AIM OF THE EXERCISE: Pull out every line below holding the word "vanessalau".

DATA SHOWN:
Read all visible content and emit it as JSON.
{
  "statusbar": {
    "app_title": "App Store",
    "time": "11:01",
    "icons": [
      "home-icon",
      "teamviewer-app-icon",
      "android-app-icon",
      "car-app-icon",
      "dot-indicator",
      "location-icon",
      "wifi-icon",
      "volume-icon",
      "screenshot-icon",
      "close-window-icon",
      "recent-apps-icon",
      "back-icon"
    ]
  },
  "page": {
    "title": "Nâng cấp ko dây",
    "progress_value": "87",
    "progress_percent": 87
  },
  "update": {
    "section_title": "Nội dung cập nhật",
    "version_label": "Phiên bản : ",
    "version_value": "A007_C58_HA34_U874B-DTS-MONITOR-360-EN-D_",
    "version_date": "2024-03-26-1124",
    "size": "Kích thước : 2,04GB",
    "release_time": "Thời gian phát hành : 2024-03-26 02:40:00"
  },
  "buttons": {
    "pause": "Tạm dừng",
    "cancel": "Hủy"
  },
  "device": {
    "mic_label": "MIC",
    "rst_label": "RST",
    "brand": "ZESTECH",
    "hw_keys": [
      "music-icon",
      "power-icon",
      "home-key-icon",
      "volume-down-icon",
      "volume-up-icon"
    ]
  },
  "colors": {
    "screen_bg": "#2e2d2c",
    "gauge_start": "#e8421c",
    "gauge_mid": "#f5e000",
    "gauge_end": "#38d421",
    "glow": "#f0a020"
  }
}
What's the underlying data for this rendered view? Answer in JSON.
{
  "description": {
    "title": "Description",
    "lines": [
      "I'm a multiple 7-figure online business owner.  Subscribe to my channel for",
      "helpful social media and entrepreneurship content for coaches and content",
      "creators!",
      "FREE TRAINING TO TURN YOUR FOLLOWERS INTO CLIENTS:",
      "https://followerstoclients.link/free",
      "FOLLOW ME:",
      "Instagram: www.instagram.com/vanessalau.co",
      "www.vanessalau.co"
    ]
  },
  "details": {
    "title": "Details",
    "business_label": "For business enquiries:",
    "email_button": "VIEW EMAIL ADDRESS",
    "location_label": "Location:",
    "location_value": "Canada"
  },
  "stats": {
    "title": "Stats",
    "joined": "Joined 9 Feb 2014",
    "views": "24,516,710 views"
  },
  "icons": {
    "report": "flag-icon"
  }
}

EXERCISE RESPONSE:
      "Instagram: www.instagram.com/vanessalau.co",
      "www.vanessalau.co"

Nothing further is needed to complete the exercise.